PROBLEM DETAILS: Turn the records into a Markdown table with the columns "Row" and "Line text," beginning at the line that contains "bbox=[x0, y0, x1, y1]." and stopping after the line that contains "Point bbox=[644, 592, 666, 607]". Leave out blank lines and pictures.

Collected data:
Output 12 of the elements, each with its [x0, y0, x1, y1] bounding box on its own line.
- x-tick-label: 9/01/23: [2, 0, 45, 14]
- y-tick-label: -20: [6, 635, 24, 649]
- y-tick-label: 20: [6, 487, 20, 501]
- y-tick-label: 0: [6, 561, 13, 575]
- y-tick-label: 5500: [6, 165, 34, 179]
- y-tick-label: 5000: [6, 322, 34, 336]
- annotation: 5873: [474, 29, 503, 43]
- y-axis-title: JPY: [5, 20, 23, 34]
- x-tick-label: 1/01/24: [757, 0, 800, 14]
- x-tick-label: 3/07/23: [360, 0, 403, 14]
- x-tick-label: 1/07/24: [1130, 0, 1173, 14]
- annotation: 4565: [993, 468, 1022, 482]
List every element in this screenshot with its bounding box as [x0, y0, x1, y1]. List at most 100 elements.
* * *
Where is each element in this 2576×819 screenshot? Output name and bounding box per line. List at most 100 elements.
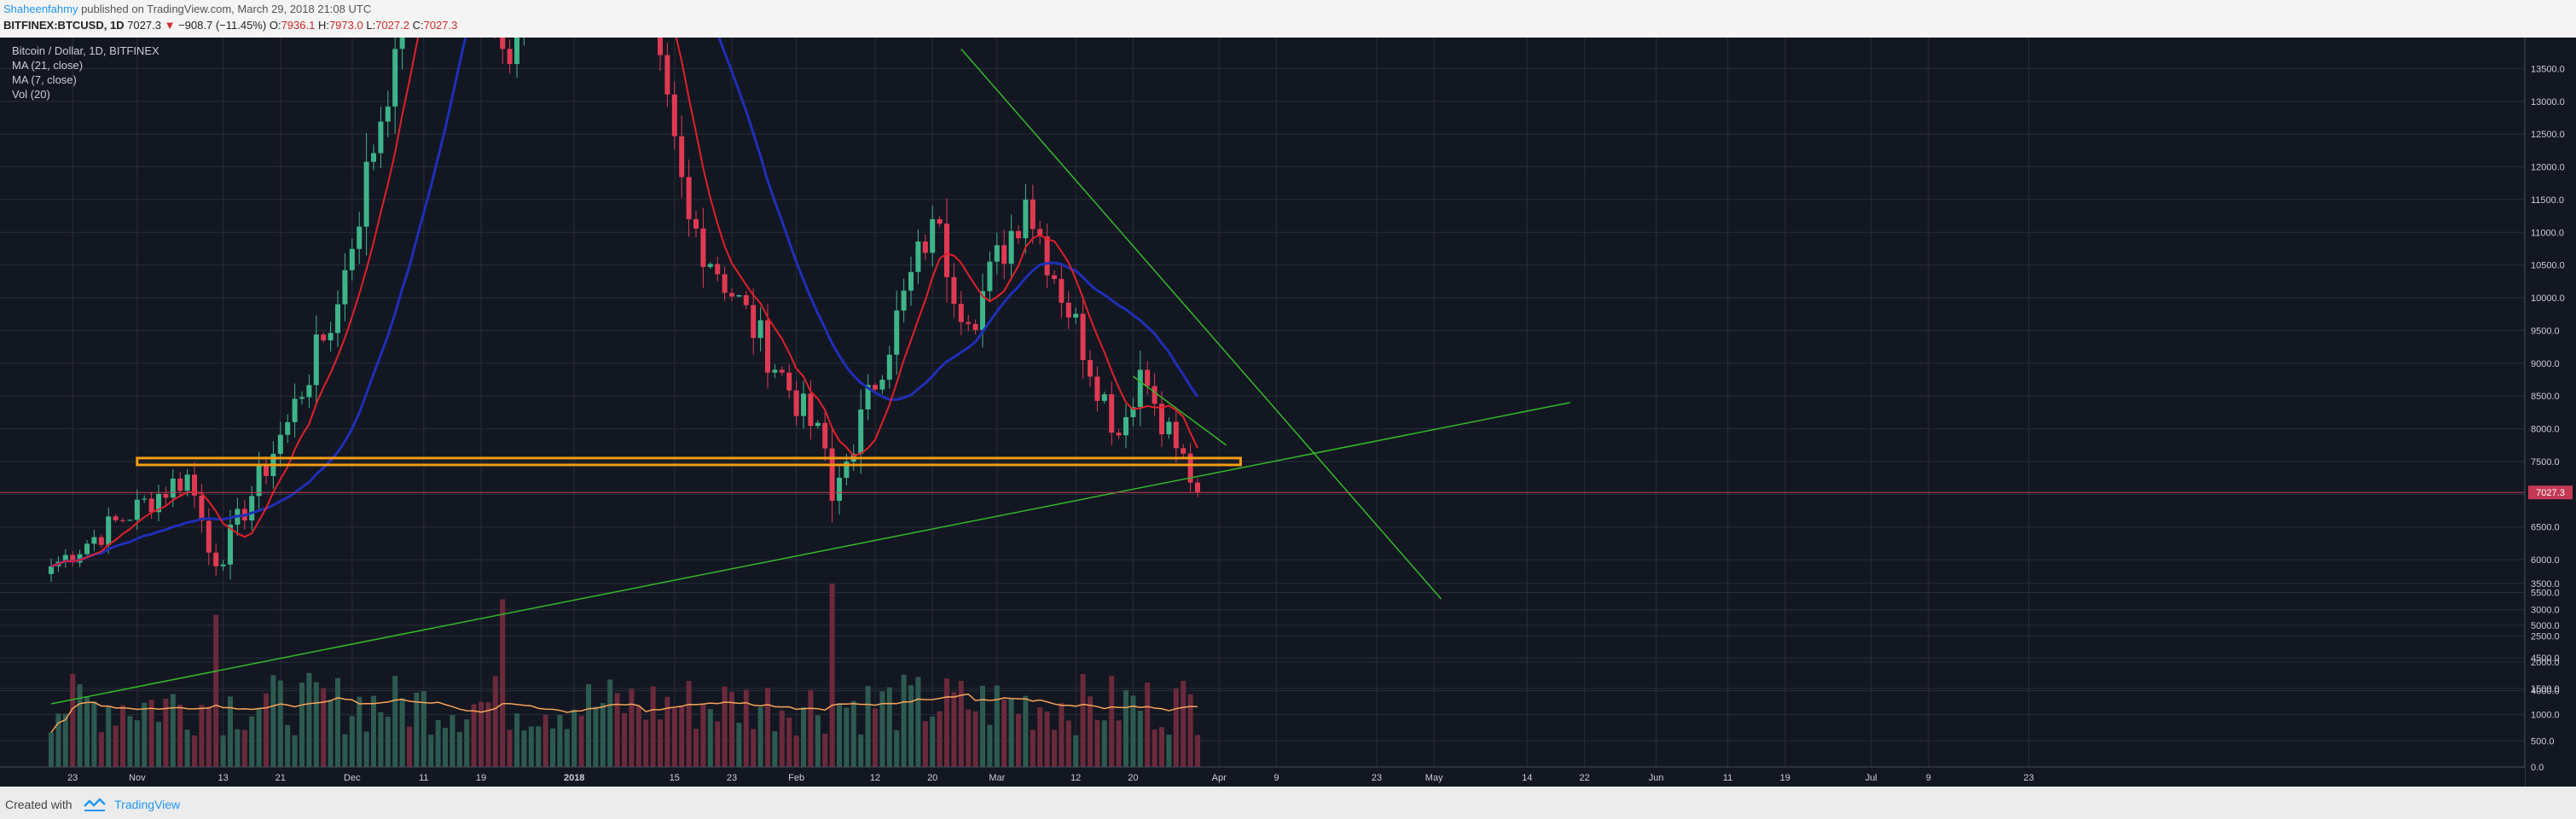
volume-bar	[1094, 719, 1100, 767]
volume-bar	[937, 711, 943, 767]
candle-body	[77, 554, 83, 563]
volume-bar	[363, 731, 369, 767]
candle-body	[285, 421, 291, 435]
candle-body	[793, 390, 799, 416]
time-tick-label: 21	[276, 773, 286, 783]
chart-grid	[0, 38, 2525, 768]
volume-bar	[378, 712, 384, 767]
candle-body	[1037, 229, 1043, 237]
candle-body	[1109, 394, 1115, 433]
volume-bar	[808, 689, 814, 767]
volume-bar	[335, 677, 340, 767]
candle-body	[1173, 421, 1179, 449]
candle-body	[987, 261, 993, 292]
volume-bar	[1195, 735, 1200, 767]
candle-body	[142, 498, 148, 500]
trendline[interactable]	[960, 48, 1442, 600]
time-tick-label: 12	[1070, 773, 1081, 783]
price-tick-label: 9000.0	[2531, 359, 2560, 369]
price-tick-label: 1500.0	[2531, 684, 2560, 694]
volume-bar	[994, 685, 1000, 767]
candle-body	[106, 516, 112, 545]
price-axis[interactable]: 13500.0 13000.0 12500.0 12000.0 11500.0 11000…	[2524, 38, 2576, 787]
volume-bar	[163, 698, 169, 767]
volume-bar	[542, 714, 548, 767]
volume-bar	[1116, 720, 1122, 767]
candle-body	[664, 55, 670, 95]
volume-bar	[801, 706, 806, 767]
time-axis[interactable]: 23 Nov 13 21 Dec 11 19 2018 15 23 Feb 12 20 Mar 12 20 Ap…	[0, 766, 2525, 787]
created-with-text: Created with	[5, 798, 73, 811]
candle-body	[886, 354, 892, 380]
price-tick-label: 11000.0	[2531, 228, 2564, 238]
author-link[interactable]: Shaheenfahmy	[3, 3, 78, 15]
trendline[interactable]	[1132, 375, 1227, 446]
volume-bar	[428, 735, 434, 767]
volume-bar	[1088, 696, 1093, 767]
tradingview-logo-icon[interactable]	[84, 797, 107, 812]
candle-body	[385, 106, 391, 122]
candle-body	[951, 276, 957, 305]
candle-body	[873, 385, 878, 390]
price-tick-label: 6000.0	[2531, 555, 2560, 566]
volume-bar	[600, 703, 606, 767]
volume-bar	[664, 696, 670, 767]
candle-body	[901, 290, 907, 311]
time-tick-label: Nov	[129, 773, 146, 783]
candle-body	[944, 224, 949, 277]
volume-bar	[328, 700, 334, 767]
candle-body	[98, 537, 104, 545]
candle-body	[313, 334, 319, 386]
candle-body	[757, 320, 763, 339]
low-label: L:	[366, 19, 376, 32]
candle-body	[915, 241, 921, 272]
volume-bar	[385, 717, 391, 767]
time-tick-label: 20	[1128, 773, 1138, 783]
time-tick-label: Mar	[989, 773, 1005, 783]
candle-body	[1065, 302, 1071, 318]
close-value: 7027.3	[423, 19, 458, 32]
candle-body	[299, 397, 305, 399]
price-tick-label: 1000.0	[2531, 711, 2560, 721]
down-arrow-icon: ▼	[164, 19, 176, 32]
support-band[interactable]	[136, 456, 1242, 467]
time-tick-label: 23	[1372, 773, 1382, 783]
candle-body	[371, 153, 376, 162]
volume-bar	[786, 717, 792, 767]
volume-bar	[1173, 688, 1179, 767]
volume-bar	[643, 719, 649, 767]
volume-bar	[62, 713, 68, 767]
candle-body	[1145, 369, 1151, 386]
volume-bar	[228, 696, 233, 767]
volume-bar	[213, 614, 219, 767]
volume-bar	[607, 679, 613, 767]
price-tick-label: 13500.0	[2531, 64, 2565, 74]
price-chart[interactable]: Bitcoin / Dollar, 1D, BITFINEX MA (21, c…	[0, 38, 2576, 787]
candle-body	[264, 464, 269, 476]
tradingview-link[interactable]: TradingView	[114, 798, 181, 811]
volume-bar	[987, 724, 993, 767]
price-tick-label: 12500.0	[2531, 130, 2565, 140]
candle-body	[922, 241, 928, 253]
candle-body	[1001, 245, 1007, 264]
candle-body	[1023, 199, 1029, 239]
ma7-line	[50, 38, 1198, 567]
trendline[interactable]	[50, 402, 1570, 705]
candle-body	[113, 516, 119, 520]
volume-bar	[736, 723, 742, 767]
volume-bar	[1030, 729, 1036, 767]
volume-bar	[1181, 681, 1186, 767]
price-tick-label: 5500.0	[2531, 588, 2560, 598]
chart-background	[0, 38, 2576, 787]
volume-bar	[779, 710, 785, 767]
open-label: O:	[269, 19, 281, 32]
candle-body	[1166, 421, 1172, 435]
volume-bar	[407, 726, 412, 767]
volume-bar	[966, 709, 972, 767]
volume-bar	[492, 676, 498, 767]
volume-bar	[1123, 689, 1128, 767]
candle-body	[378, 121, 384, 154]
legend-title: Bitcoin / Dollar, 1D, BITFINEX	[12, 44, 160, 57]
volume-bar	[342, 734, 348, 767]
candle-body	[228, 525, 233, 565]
--
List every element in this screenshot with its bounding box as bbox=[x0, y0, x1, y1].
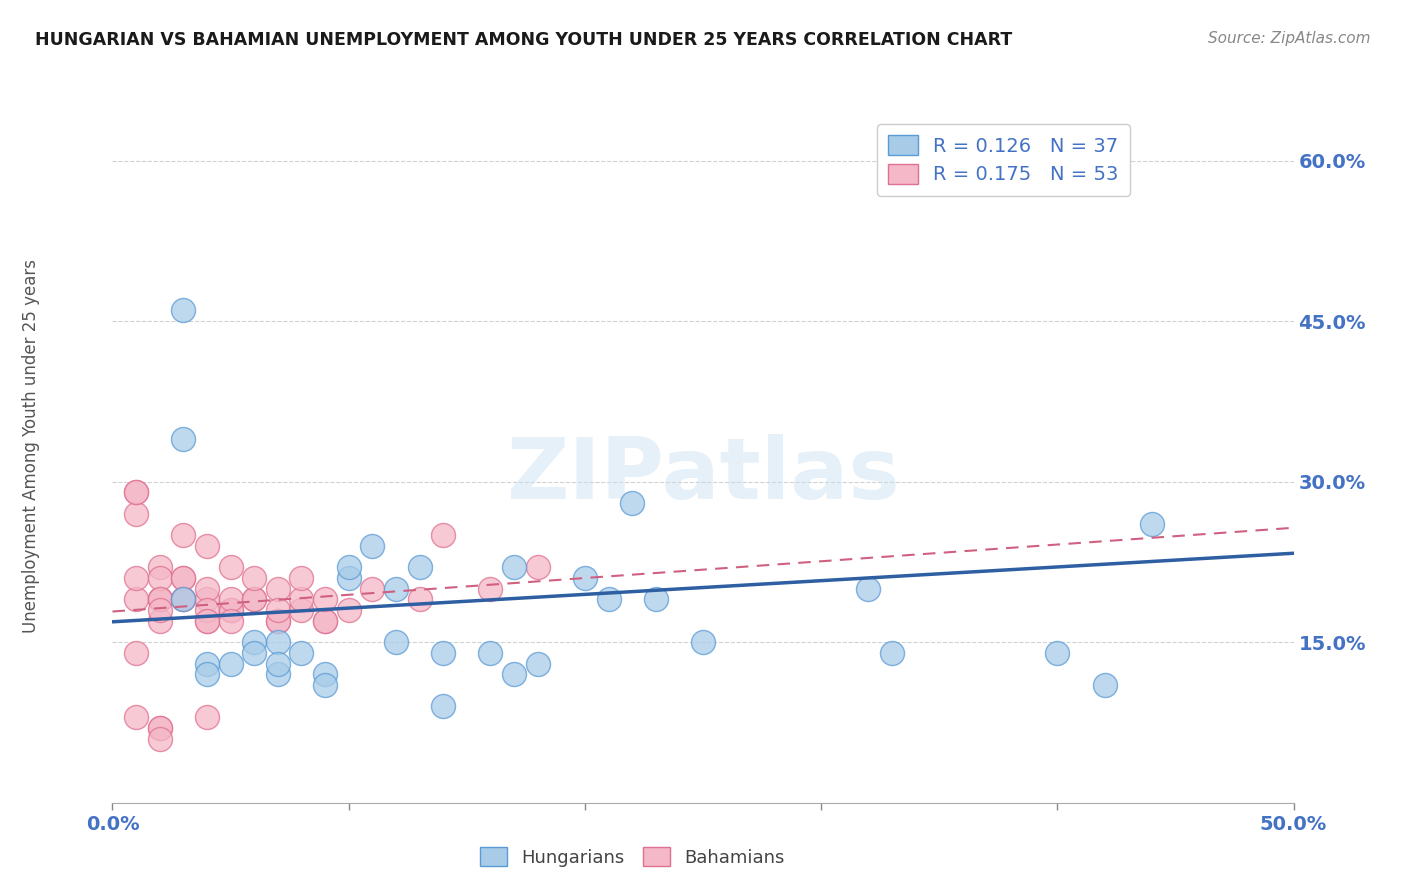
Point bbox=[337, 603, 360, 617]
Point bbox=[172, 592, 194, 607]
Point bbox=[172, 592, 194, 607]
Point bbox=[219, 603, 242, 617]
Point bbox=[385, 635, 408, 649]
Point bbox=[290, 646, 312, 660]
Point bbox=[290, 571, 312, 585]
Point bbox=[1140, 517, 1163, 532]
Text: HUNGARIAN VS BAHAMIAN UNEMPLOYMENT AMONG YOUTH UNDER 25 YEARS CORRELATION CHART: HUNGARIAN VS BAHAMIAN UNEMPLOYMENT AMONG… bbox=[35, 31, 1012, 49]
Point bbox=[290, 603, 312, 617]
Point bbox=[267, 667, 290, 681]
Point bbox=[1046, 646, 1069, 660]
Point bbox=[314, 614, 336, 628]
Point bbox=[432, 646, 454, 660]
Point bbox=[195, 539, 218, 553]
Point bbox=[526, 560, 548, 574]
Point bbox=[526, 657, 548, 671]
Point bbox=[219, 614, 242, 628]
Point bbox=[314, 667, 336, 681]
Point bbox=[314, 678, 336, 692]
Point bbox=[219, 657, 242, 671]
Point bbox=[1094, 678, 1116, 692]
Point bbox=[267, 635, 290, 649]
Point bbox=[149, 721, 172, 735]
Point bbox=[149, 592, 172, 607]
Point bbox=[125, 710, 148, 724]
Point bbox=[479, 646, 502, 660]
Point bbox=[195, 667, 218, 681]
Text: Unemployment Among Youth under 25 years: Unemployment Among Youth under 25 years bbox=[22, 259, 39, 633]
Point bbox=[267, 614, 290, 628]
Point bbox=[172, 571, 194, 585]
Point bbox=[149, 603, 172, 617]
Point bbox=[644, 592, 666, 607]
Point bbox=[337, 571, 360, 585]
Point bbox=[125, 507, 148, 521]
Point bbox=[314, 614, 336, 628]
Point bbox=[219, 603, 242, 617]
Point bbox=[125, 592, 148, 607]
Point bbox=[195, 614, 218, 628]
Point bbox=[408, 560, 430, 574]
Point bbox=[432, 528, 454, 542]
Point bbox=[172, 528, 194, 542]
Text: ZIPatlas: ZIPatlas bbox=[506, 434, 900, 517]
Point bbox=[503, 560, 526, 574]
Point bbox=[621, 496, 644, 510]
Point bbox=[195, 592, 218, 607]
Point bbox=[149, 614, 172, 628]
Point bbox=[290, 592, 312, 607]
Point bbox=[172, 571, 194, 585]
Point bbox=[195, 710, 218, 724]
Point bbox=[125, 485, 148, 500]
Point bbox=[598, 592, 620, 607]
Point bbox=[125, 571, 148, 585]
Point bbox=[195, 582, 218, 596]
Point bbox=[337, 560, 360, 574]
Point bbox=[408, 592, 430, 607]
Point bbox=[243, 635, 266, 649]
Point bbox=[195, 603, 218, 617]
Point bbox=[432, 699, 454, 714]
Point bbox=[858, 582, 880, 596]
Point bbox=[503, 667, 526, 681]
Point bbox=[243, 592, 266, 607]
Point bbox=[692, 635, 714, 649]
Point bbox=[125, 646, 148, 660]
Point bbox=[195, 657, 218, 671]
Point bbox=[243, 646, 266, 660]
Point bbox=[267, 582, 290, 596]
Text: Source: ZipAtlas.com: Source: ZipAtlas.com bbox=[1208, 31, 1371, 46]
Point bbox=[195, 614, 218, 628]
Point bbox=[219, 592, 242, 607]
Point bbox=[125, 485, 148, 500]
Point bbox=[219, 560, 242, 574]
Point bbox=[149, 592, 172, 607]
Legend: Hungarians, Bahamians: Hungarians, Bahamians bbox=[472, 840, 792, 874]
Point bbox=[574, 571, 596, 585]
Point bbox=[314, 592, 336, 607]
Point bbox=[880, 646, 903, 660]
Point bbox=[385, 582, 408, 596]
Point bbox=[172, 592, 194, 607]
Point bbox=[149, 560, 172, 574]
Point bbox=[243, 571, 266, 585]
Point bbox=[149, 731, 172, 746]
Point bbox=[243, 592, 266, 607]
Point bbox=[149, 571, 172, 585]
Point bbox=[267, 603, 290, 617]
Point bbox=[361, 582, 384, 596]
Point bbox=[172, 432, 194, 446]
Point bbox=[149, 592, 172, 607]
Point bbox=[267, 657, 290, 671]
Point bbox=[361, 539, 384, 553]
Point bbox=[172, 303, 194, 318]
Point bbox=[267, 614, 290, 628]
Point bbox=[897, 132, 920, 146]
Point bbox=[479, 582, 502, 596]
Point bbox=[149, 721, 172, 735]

ANSWER FOR THIS EXERCISE:
| Row | Line text |
|---|---|
| 1 | List every element in this screenshot with its bounding box as bbox=[x0, y0, x1, y1]. |
| 2 | Point bbox=[337, 603, 360, 617] |
| 3 | Point bbox=[172, 592, 194, 607] |
| 4 | Point bbox=[172, 592, 194, 607] |
| 5 | Point bbox=[219, 603, 242, 617] |
| 6 | Point bbox=[385, 635, 408, 649] |
| 7 | Point bbox=[290, 646, 312, 660] |
| 8 | Point bbox=[290, 571, 312, 585] |
| 9 | Point bbox=[1140, 517, 1163, 532] |
| 10 | Text: HUNGARIAN VS BAHAMIAN UNEMPLOYMENT AMONG YOUTH UNDER 25 YEARS CORRELATION CHART: HUNGARIAN VS BAHAMIAN UNEMPLOYMENT AMONG… bbox=[35, 31, 1012, 49] |
| 11 | Point bbox=[290, 603, 312, 617] |
| 12 | Point bbox=[267, 667, 290, 681] |
| 13 | Point bbox=[1046, 646, 1069, 660] |
| 14 | Point bbox=[314, 614, 336, 628] |
| 15 | Point bbox=[432, 646, 454, 660] |
| 16 | Point bbox=[195, 539, 218, 553] |
| 17 | Point bbox=[526, 560, 548, 574] |
| 18 | Point bbox=[526, 657, 548, 671] |
| 19 | Point bbox=[219, 614, 242, 628] |
| 20 | Point bbox=[314, 667, 336, 681] |
| 21 | Point bbox=[314, 678, 336, 692] |
| 22 | Point bbox=[219, 657, 242, 671] |
| 23 | Point bbox=[1094, 678, 1116, 692] |
| 24 | Point bbox=[267, 635, 290, 649] |
| 25 | Point bbox=[149, 721, 172, 735] |
| 26 | Point bbox=[149, 592, 172, 607] |
| 27 | Point bbox=[125, 710, 148, 724] |
| 28 | Point bbox=[479, 646, 502, 660] |
| 29 | Point bbox=[195, 667, 218, 681] |
| 30 | Text: Unemployment Among Youth under 25 years: Unemployment Among Youth under 25 years bbox=[22, 259, 39, 633] |
| 31 | Point bbox=[267, 614, 290, 628] |
| 32 | Point bbox=[172, 571, 194, 585] |
| 33 | Point bbox=[149, 603, 172, 617] |
| 34 | Point bbox=[644, 592, 666, 607] |